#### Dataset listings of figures
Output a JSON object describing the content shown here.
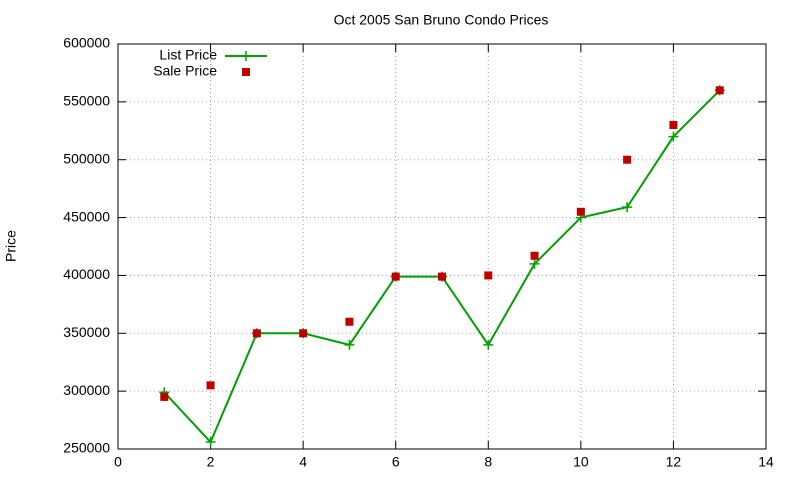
{
  "chart_data": {
    "type": "line",
    "title": "Oct 2005 San Bruno Condo Prices",
    "y_label": "Price",
    "x": [
      1,
      2,
      3,
      4,
      5,
      6,
      7,
      8,
      9,
      10,
      11,
      12,
      13
    ],
    "series": [
      {
        "name": "List Price",
        "color": "#00a000",
        "marker": "plus",
        "line": true,
        "values": [
          299000,
          256000,
          350000,
          350000,
          340000,
          399000,
          399000,
          340000,
          410000,
          450000,
          459000,
          520000,
          560000
        ]
      },
      {
        "name": "Sale Price",
        "color": "#c00000",
        "marker": "square",
        "line": false,
        "values": [
          295000,
          305000,
          350000,
          350000,
          360000,
          399000,
          399000,
          400000,
          417000,
          455000,
          500000,
          530000,
          560000
        ]
      }
    ],
    "xlim": [
      0,
      14
    ],
    "xticks": [
      0,
      2,
      4,
      6,
      8,
      10,
      12,
      14
    ],
    "ylim": [
      250000,
      600000
    ],
    "yticks": [
      250000,
      300000,
      350000,
      400000,
      450000,
      500000,
      550000,
      600000
    ],
    "grid": true,
    "legend": "top-left"
  }
}
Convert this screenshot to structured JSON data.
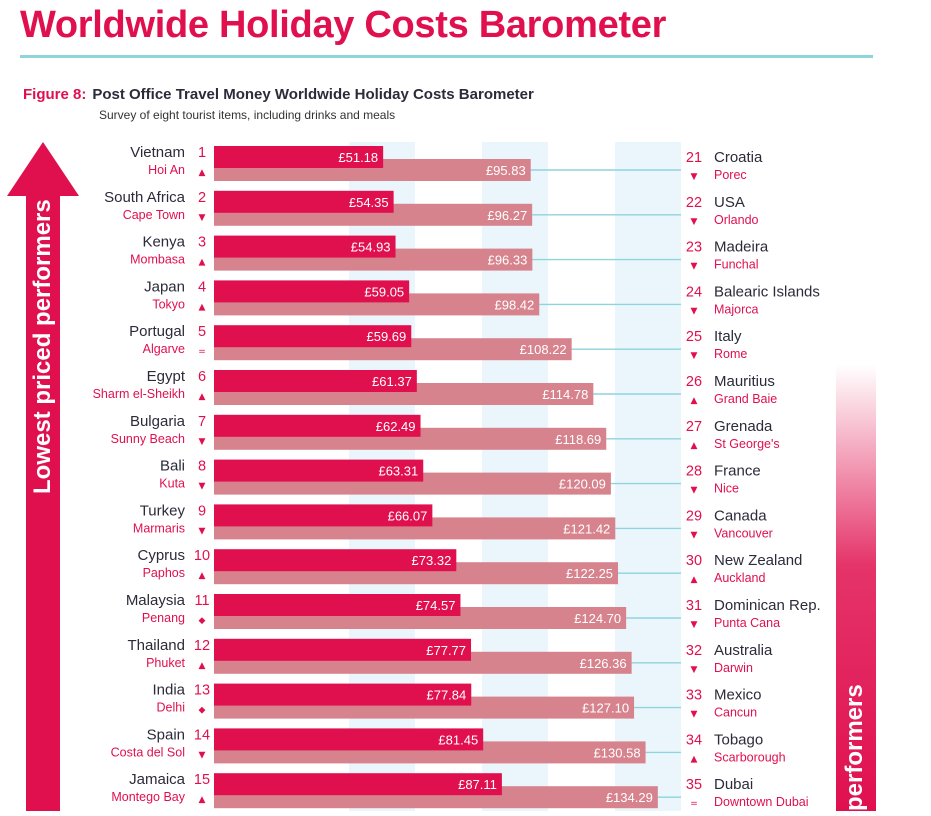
{
  "header": {
    "title": "Worldwide Holiday Costs Barometer",
    "figure_number": "Figure 8:",
    "figure_title": "Post Office Travel Money Worldwide Holiday Costs Barometer",
    "figure_subtitle": "Survey of eight tourist items, including drinks and meals"
  },
  "side_labels": {
    "left": "Lowest priced performers",
    "right": "performers"
  },
  "colors": {
    "brand": "#e0104f",
    "bar_left": "#e0104f",
    "bar_right": "#d7838d",
    "connector": "#8fd3dc",
    "band": "#eaf6fb"
  },
  "trend_symbols": {
    "up": "▲",
    "down": "▼",
    "same": "=",
    "new": "◆"
  },
  "chart_data": {
    "type": "bar",
    "title": "Post Office Travel Money Worldwide Holiday Costs Barometer",
    "subtitle": "Survey of eight tourist items, including drinks and meals",
    "currency": "£",
    "value_range": [
      0,
      140
    ],
    "grid": false,
    "left_series": [
      {
        "rank": "1",
        "country": "Vietnam",
        "city": "Hoi An",
        "value": 51.18,
        "label": "£51.18",
        "trend": "up"
      },
      {
        "rank": "2",
        "country": "South Africa",
        "city": "Cape Town",
        "value": 54.35,
        "label": "£54.35",
        "trend": "down"
      },
      {
        "rank": "3",
        "country": "Kenya",
        "city": "Mombasa",
        "value": 54.93,
        "label": "£54.93",
        "trend": "up"
      },
      {
        "rank": "4",
        "country": "Japan",
        "city": "Tokyo",
        "value": 59.05,
        "label": "£59.05",
        "trend": "up"
      },
      {
        "rank": "5",
        "country": "Portugal",
        "city": "Algarve",
        "value": 59.69,
        "label": "£59.69",
        "trend": "same"
      },
      {
        "rank": "6",
        "country": "Egypt",
        "city": "Sharm el-Sheikh",
        "value": 61.37,
        "label": "£61.37",
        "trend": "up"
      },
      {
        "rank": "7",
        "country": "Bulgaria",
        "city": "Sunny Beach",
        "value": 62.49,
        "label": "£62.49",
        "trend": "down"
      },
      {
        "rank": "8",
        "country": "Bali",
        "city": "Kuta",
        "value": 63.31,
        "label": "£63.31",
        "trend": "down"
      },
      {
        "rank": "9",
        "country": "Turkey",
        "city": "Marmaris",
        "value": 66.07,
        "label": "£66.07",
        "trend": "down"
      },
      {
        "rank": "10",
        "country": "Cyprus",
        "city": "Paphos",
        "value": 73.32,
        "label": "£73.32",
        "trend": "up"
      },
      {
        "rank": "11",
        "country": "Malaysia",
        "city": "Penang",
        "value": 74.57,
        "label": "£74.57",
        "trend": "new"
      },
      {
        "rank": "12",
        "country": "Thailand",
        "city": "Phuket",
        "value": 77.77,
        "label": "£77.77",
        "trend": "up"
      },
      {
        "rank": "13",
        "country": "India",
        "city": "Delhi",
        "value": 77.84,
        "label": "£77.84",
        "trend": "new"
      },
      {
        "rank": "14",
        "country": "Spain",
        "city": "Costa del Sol",
        "value": 81.45,
        "label": "£81.45",
        "trend": "down"
      },
      {
        "rank": "15",
        "country": "Jamaica",
        "city": "Montego Bay",
        "value": 87.11,
        "label": "£87.11",
        "trend": "up"
      }
    ],
    "right_series": [
      {
        "rank": "21",
        "country": "Croatia",
        "city": "Porec",
        "value": 95.83,
        "label": "£95.83",
        "trend": "down"
      },
      {
        "rank": "22",
        "country": "USA",
        "city": "Orlando",
        "value": 96.27,
        "label": "£96.27",
        "trend": "down"
      },
      {
        "rank": "23",
        "country": "Madeira",
        "city": "Funchal",
        "value": 96.33,
        "label": "£96.33",
        "trend": "down"
      },
      {
        "rank": "24",
        "country": "Balearic Islands",
        "city": "Majorca",
        "value": 98.42,
        "label": "£98.42",
        "trend": "down"
      },
      {
        "rank": "25",
        "country": "Italy",
        "city": "Rome",
        "value": 108.22,
        "label": "£108.22",
        "trend": "down"
      },
      {
        "rank": "26",
        "country": "Mauritius",
        "city": "Grand Baie",
        "value": 114.78,
        "label": "£114.78",
        "trend": "up"
      },
      {
        "rank": "27",
        "country": "Grenada",
        "city": "St George's",
        "value": 118.69,
        "label": "£118.69",
        "trend": "up"
      },
      {
        "rank": "28",
        "country": "France",
        "city": "Nice",
        "value": 120.09,
        "label": "£120.09",
        "trend": "down"
      },
      {
        "rank": "29",
        "country": "Canada",
        "city": "Vancouver",
        "value": 121.42,
        "label": "£121.42",
        "trend": "down"
      },
      {
        "rank": "30",
        "country": "New Zealand",
        "city": "Auckland",
        "value": 122.25,
        "label": "£122.25",
        "trend": "up"
      },
      {
        "rank": "31",
        "country": "Dominican Rep.",
        "city": "Punta Cana",
        "value": 124.7,
        "label": "£124.70",
        "trend": "down"
      },
      {
        "rank": "32",
        "country": "Australia",
        "city": "Darwin",
        "value": 126.36,
        "label": "£126.36",
        "trend": "down"
      },
      {
        "rank": "33",
        "country": "Mexico",
        "city": "Cancun",
        "value": 127.1,
        "label": "£127.10",
        "trend": "down"
      },
      {
        "rank": "34",
        "country": "Tobago",
        "city": "Scarborough",
        "value": 130.58,
        "label": "£130.58",
        "trend": "up"
      },
      {
        "rank": "35",
        "country": "Dubai",
        "city": "Downtown Dubai",
        "value": 134.29,
        "label": "£134.29",
        "trend": "same"
      }
    ]
  }
}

#### What is expected
Find how many lines include the string "Holiday" and report that number alone.

#### Solved exercise
3